— START Material for this task —

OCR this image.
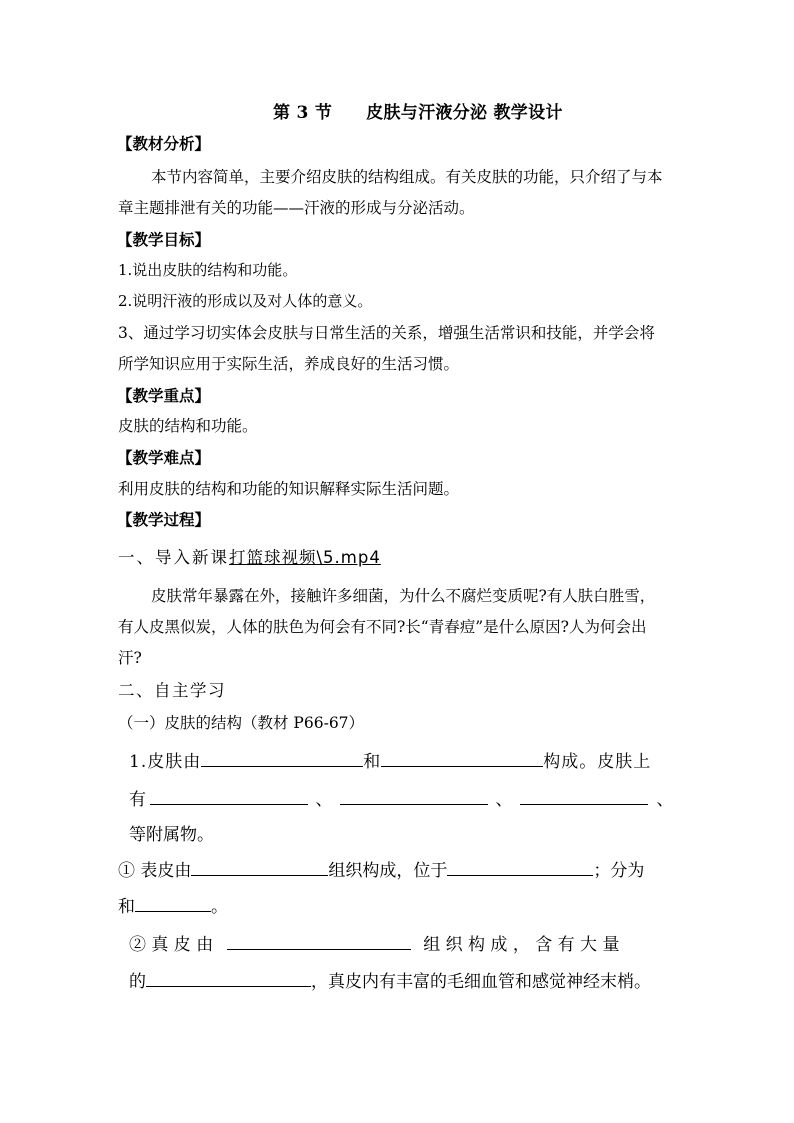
第 3 节 皮肤与汗液分泌 教学设计
【教材分析】
本节内容简单，主要介绍皮肤的结构组成。有关皮肤的功能，只介绍了与本
章主题排泄有关的功能——汗液的形成与分泌活动。
【教学目标】
1.说出皮肤的结构和功能。
2.说明汗液的形成以及对人体的意义。
3、通过学习切实体会皮肤与日常生活的关系，增强生活常识和技能，并学会将
所学知识应用于实际生活，养成良好的生活习惯。
【教学重点】
皮肤的结构和功能。
【教学难点】
利用皮肤的结构和功能的知识解释实际生活问题。
【教学过程】
一、导入新课打篮球视频\5.mp4
皮肤常年暴露在外，接触许多细菌，为什么不腐烂变质呢?有人肤白胜雪，
有人皮黑似炭，人体的肤色为何会有不同?长“青春痘”是什么原因?人为何会出
汗?
二、自主学习
（一）皮肤的结构（教材 P66-67）
1.皮肤由	和	构成。皮肤上
有	、	、	、
等附属物。
① 表皮由	组织构成，位于	；分为
和	。
② 真 皮 由	组 织 构 成 ， 含 有 大 量
的	，真皮内有丰富的毛细血管和感觉神经末梢。
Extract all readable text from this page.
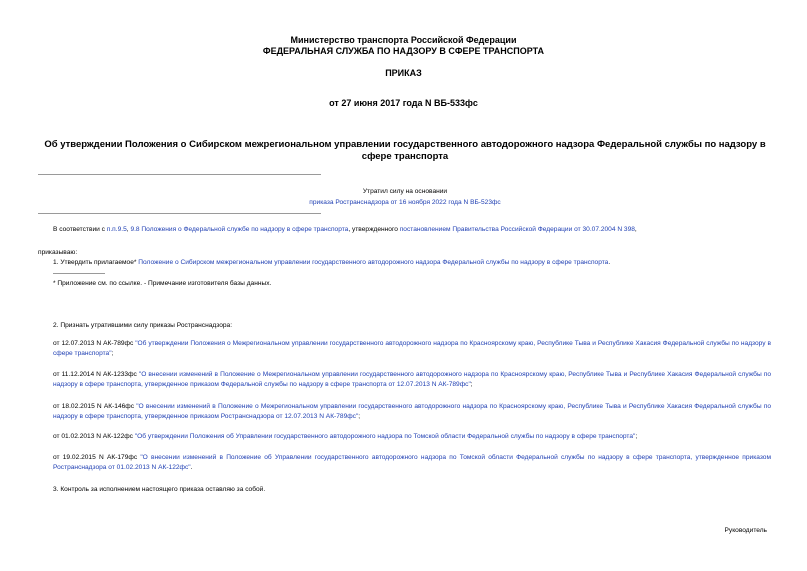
Министерство транспорта Российской Федерации
ФЕДЕРАЛЬНАЯ СЛУЖБА ПО НАДЗОРУ В СФЕРЕ ТРАНСПОРТА
ПРИКАЗ
от 27 июня 2017 года N ВБ-533фс
Об утверждении Положения о Сибирском межрегиональном управлении государственного автодорожного надзора Федеральной службы по надзору в сфере транспорта
Утратил силу на основании
приказа Ространснадзора от 16 ноября 2022 года N ВБ-523фс
В соответствии с п.п.9.5, 9.8 Положения о Федеральной службе по надзору в сфере транспорта, утвержденного постановлением Правительства Российской Федерации от 30.07.2004 N 398,
приказываю:
1. Утвердить прилагаемое* Положение о Сибирском межрегиональном управлении государственного автодорожного надзора Федеральной службы по надзору в сфере транспорта.
* Приложение см. по ссылке. - Примечание изготовителя базы данных.
2. Признать утратившими силу приказы Ространснадзора:
от 12.07.2013 N АК-789фс "Об утверждении Положения о Межрегиональном управлении государственного автодорожного надзора по Красноярскому краю, Республике Тыва и Республике Хакасия Федеральной службы по надзору в сфере транспорта";
от 11.12.2014 N АК-1233фс "О внесении изменений в Положение о Межрегиональном управлении государственного автодорожного надзора по Красноярскому краю, Республике Тыва и Республике Хакасия Федеральной службы по надзору в сфере транспорта, утвержденное приказом Федеральной службы по надзору в сфере транспорта от 12.07.2013 N АК-789фс";
от 18.02.2015 N АК-146фс "О внесении изменений в Положение о Межрегиональном управлении государственного автодорожного надзора по Красноярскому краю, Республике Тыва и Республике Хакасия Федеральной службы по надзору в сфере транспорта, утвержденное приказом Ространснадзора от 12.07.2013 N АК-789фс";
от 01.02.2013 N АК-122фс "Об утверждении Положения об Управлении государственного автодорожного надзора по Томской области Федеральной службы по надзору в сфере транспорта";
от 19.02.2015 N АК-179фс "О внесении изменений в Положение об Управлении государственного автодорожного надзора по Томской области Федеральной службы по надзору в сфере транспорта, утвержденное приказом Ространснадзора от 01.02.2013 N АК-122фс".
3. Контроль за исполнением настоящего приказа оставляю за собой.
Руководитель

— END Material for this task —

_Problem description_. Each line in the listing above either holds the string "Федерации" or does not; state how many do, giving the number only.

_Task solution_. 2